| Problem description |
Copy out each line of the material below that holds the string "title".

| Figure dataset records |

########

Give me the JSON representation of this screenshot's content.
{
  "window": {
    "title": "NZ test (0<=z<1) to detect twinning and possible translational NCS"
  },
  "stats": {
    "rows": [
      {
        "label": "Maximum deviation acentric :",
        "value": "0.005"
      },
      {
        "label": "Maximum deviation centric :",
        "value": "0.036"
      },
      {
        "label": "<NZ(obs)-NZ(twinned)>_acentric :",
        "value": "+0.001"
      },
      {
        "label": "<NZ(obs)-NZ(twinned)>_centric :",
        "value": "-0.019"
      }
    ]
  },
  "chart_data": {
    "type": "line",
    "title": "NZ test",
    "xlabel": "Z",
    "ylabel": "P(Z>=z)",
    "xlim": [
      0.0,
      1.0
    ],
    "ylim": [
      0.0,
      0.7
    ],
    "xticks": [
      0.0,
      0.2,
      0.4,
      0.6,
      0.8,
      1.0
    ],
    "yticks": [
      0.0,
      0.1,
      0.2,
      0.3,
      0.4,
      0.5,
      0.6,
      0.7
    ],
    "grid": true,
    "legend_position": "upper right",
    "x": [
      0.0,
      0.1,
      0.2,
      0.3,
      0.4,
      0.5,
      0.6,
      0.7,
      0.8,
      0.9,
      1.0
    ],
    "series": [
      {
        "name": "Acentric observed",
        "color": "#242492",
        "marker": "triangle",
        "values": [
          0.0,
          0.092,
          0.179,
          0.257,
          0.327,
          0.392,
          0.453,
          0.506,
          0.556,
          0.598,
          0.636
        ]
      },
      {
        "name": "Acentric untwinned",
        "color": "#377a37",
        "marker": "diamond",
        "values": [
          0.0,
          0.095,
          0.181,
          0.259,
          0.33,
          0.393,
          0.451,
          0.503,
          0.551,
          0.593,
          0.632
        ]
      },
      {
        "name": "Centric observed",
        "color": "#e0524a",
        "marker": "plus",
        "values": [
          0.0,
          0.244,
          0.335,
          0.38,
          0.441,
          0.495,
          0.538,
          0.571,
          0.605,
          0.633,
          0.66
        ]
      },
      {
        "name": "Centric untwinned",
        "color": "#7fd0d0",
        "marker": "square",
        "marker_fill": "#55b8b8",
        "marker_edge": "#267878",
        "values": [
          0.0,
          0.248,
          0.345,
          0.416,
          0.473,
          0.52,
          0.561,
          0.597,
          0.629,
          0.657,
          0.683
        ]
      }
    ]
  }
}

########

| Response to this exercise |
    "title": "NZ test (0<=z<1) to detect twinning and possible translational NCS"
    "title": "NZ test",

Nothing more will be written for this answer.